═══ Supplied material ═══

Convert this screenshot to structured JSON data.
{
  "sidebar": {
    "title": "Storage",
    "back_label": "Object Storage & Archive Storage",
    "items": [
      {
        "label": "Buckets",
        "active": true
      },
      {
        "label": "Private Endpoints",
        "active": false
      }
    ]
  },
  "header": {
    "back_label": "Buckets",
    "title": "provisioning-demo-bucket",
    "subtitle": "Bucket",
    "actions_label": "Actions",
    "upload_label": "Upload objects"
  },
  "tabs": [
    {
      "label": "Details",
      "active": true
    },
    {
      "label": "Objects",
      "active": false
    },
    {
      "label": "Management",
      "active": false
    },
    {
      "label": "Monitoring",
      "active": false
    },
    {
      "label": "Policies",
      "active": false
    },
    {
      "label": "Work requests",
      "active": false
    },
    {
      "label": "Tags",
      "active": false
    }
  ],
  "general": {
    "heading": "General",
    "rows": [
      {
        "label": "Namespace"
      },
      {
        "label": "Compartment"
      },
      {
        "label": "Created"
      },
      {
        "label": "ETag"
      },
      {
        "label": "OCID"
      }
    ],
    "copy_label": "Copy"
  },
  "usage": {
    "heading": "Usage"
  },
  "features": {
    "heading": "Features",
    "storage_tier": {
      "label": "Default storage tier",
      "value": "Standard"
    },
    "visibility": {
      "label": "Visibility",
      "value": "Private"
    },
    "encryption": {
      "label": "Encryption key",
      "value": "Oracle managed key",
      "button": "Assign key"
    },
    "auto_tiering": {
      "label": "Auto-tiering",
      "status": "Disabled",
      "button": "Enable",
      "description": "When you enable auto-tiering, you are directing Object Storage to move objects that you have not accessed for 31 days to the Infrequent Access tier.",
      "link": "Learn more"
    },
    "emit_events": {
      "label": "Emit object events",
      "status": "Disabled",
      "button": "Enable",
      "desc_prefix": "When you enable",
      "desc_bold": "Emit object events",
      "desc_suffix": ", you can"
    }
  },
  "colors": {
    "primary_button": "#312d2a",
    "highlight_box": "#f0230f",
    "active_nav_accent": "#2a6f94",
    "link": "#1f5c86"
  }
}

═══

> What this task involves: Transcribe the data. Leave every line exactly as it is.

> Exercise output:
Convert this screenshot to structured JSON data.
{
  "sidebar": {
    "title": "Storage",
    "back_label": "Object Storage & Archive Storage",
    "items": [
      {
        "label": "Buckets",
        "active": true
      },
      {
        "label": "Private Endpoints",
        "active": false
      }
    ]
  },
  "header": {
    "back_label": "Buckets",
    "title": "provisioning-demo-bucket",
    "subtitle": "Bucket",
    "actions_label": "Actions",
    "upload_label": "Upload objects"
  },
  "tabs": [
    {
      "label": "Details",
      "active": true
    },
    {
      "label": "Objects",
      "active": false
    },
    {
      "label": "Management",
      "active": false
    },
    {
      "label": "Monitoring",
      "active": false
    },
    {
      "label": "Policies",
      "active": false
    },
    {
      "label": "Work requests",
      "active": false
    },
    {
      "label": "Tags",
      "active": false
    }
  ],
  "general": {
    "heading": "General",
    "rows": [
      {
        "label": "Namespace"
      },
      {
        "label": "Compartment"
      },
      {
        "label": "Created"
      },
      {
        "label": "ETag"
      },
      {
        "label": "OCID"
      }
    ],
    "copy_label": "Copy"
  },
  "usage": {
    "heading": "Usage"
  },
  "features": {
    "heading": "Features",
    "storage_tier": {
      "label": "Default storage tier",
      "value": "Standard"
    },
    "visibility": {
      "label": "Visibility",
      "value": "Private"
    },
    "encryption": {
      "label": "Encryption key",
      "value": "Oracle managed key",
      "button": "Assign key"
    },
    "auto_tiering": {
      "label": "Auto-tiering",
      "status": "Disabled",
      "button": "Enable",
      "description": "When you enable auto-tiering, you are directing Object Storage to move objects that you have not accessed for 31 days to the Infrequent Access tier.",
      "link": "Learn more"
    },
    "emit_events": {
      "label": "Emit object events",
      "status": "Disabled",
      "button": "Enable",
      "desc_prefix": "When you enable",
      "desc_bold": "Emit object events",
      "desc_suffix": ", you can"
    }
  },
  "colors": {
    "primary_button": "#312d2a",
    "highlight_box": "#f0230f",
    "active_nav_accent": "#2a6f94",
    "link": "#1f5c86"
  }
}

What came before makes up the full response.